• Task directions: Below are the records. Restate word for word every line from the one that contains "Read all visible content and emit it as JSON." through the final line, both included.
· · · · · · ·
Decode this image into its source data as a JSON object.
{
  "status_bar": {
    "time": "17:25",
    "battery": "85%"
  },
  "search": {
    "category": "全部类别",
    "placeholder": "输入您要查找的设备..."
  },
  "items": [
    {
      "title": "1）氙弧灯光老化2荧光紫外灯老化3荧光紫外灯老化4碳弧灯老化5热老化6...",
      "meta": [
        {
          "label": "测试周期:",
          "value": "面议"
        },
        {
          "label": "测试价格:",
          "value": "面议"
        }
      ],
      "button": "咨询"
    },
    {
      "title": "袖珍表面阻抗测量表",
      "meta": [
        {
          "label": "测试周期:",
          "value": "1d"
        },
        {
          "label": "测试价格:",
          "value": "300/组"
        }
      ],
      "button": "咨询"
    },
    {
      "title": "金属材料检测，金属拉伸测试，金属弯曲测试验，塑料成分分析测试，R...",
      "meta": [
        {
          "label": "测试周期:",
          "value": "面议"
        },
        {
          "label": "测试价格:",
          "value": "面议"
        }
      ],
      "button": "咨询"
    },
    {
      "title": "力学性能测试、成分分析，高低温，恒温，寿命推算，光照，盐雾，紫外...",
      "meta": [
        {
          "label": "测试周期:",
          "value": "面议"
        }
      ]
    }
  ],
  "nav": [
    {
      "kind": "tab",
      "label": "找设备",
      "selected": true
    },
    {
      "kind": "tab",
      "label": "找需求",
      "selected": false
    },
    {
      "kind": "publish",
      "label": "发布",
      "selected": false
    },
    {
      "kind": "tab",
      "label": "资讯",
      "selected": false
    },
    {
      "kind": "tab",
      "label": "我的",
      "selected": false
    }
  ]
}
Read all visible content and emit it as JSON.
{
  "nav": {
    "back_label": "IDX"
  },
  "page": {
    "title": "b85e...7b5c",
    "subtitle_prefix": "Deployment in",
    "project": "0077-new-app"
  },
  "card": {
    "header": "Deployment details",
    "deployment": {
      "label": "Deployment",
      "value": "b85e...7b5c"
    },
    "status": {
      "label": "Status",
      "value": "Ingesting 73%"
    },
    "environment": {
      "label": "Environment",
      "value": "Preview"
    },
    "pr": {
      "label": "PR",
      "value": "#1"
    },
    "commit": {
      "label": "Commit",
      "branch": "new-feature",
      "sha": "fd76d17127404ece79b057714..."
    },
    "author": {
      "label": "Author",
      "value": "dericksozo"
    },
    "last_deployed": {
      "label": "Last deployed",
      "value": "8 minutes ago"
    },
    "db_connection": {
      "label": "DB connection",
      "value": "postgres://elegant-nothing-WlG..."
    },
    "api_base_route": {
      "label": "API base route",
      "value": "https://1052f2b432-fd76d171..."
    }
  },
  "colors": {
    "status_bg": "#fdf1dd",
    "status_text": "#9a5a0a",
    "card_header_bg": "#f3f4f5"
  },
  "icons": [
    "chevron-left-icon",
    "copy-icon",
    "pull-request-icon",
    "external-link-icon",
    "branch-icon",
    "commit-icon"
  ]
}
· · · · · · ·
• Correct output:
Read all visible content and emit it as JSON.
{
  "nav": {
    "back_label": "IDX"
  },
  "page": {
    "title": "b85e...7b5c",
    "subtitle_prefix": "Deployment in",
    "project": "0077-new-app"
  },
  "card": {
    "header": "Deployment details",
    "deployment": {
      "label": "Deployment",
      "value": "b85e...7b5c"
    },
    "status": {
      "label": "Status",
      "value": "Ingesting 73%"
    },
    "environment": {
      "label": "Environment",
      "value": "Preview"
    },
    "pr": {
      "label": "PR",
      "value": "#1"
    },
    "commit": {
      "label": "Commit",
      "branch": "new-feature",
      "sha": "fd76d17127404ece79b057714..."
    },
    "author": {
      "label": "Author",
      "value": "dericksozo"
    },
    "last_deployed": {
      "label": "Last deployed",
      "value": "8 minutes ago"
    },
    "db_connection": {
      "label": "DB connection",
      "value": "postgres://elegant-nothing-WlG..."
    },
    "api_base_route": {
      "label": "API base route",
      "value": "https://1052f2b432-fd76d171..."
    }
  },
  "colors": {
    "status_bg": "#fdf1dd",
    "status_text": "#9a5a0a",
    "card_header_bg": "#f3f4f5"
  },
  "icons": [
    "chevron-left-icon",
    "copy-icon",
    "pull-request-icon",
    "external-link-icon",
    "branch-icon",
    "commit-icon"
  ]
}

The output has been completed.